▶ _TASK DETAILS_
Select every line below containing the word "name".

▶ _RECORDS SHOWN_

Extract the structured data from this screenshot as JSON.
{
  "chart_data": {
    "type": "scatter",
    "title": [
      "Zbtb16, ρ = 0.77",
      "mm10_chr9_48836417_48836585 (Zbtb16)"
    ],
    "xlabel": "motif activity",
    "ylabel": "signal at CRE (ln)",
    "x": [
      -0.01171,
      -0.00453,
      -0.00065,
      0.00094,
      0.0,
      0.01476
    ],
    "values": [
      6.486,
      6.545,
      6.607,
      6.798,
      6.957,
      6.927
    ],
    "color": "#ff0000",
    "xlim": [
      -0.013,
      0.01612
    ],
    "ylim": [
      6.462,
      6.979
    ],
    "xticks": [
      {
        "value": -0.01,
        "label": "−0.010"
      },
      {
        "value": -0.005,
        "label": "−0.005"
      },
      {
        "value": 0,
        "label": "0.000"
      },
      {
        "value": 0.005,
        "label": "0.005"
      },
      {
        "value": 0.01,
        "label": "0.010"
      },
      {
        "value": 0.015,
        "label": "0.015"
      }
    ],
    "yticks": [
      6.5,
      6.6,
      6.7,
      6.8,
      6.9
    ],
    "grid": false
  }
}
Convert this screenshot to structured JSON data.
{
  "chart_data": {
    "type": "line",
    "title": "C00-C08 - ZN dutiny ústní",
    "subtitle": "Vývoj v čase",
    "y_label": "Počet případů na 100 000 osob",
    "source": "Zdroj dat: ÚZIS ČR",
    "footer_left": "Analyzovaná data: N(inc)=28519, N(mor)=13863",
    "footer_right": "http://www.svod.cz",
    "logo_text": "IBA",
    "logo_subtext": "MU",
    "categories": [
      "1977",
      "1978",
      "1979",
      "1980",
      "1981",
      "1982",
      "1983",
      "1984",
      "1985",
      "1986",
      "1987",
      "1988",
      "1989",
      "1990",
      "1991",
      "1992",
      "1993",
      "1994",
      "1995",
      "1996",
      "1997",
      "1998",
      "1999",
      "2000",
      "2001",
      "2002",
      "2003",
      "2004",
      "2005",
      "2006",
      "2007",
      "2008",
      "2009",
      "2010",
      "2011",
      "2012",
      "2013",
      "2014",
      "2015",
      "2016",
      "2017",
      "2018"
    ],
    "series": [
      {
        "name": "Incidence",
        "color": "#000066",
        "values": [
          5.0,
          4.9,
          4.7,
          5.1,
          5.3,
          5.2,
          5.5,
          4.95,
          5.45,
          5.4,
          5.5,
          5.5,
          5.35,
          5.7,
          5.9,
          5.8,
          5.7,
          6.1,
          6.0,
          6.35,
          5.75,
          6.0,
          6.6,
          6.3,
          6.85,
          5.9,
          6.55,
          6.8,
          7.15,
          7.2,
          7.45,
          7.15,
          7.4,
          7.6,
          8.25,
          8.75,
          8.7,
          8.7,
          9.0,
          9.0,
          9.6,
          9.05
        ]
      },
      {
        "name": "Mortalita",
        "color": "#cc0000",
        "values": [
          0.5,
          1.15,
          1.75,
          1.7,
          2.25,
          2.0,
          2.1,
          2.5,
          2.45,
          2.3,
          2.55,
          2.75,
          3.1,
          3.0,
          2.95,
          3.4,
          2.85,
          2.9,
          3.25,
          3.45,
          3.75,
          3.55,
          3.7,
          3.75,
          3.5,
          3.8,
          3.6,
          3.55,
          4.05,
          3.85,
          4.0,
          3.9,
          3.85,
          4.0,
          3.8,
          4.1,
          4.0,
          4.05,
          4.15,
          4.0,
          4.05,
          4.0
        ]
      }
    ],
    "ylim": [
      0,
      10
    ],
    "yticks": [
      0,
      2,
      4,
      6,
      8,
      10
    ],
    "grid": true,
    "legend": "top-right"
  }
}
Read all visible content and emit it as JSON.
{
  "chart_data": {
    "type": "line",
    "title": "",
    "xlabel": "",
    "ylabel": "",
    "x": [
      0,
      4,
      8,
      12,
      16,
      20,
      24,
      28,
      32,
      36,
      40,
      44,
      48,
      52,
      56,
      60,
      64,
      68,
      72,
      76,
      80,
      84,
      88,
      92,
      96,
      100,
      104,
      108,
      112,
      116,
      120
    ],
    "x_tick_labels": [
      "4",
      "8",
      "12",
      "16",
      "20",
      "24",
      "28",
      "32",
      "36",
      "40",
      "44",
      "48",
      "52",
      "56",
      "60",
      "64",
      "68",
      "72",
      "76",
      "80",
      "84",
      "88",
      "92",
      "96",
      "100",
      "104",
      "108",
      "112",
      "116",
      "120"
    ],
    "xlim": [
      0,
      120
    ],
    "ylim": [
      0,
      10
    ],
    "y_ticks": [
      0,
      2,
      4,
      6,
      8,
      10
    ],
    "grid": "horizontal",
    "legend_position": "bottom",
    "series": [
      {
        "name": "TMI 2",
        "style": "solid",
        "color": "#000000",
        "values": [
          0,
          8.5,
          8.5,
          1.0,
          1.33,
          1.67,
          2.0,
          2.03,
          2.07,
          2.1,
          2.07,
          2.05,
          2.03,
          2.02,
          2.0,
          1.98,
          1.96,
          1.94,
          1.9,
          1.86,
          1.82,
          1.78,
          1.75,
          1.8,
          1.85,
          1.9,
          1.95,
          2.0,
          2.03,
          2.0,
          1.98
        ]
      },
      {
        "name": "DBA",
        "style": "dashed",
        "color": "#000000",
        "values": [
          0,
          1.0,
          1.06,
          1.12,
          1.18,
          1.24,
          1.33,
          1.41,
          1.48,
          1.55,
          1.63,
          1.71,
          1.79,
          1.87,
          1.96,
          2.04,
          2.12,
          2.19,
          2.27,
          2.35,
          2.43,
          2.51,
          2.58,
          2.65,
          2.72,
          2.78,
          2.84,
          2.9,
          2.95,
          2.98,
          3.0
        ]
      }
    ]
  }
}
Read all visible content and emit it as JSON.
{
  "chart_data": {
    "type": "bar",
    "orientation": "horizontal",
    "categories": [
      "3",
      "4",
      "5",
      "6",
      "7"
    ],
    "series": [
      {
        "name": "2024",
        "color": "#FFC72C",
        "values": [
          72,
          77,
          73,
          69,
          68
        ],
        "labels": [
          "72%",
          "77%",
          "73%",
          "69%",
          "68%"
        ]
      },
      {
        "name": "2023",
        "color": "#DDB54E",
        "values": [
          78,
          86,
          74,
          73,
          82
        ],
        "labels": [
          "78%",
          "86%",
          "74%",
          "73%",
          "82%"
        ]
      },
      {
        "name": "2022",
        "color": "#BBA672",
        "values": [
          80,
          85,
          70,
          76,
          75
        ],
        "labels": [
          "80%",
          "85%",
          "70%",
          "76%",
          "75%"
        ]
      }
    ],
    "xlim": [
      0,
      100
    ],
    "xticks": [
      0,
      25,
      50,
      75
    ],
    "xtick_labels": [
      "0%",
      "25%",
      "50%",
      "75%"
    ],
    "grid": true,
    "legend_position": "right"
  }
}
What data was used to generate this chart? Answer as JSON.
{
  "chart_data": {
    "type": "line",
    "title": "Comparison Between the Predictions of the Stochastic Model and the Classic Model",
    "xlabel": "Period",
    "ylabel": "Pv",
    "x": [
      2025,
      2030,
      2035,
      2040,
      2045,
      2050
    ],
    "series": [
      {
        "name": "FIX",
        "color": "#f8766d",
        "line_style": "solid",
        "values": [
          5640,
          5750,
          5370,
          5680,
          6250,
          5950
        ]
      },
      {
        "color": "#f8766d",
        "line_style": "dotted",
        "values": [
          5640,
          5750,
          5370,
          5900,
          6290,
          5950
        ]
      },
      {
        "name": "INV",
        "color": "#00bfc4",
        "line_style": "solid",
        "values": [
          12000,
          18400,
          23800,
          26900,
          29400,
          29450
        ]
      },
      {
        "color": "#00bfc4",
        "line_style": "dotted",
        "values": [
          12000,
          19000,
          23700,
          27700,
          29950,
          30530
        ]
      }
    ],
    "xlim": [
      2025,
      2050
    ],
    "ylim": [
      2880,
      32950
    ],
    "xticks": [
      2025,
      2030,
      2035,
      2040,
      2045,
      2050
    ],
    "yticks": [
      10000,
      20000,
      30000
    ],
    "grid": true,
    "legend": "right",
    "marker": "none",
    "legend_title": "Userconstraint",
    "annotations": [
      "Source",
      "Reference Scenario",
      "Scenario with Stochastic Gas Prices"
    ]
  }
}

▶ _FINISHED ANSWER_
        "name": "Incidence",
        "name": "Mortalita",
        "name": "TMI 2",
        "name": "DBA",
        "name": "2024",
        "name": "2023",
        "name": "2022",
        "name": "FIX",
        "name": "INV",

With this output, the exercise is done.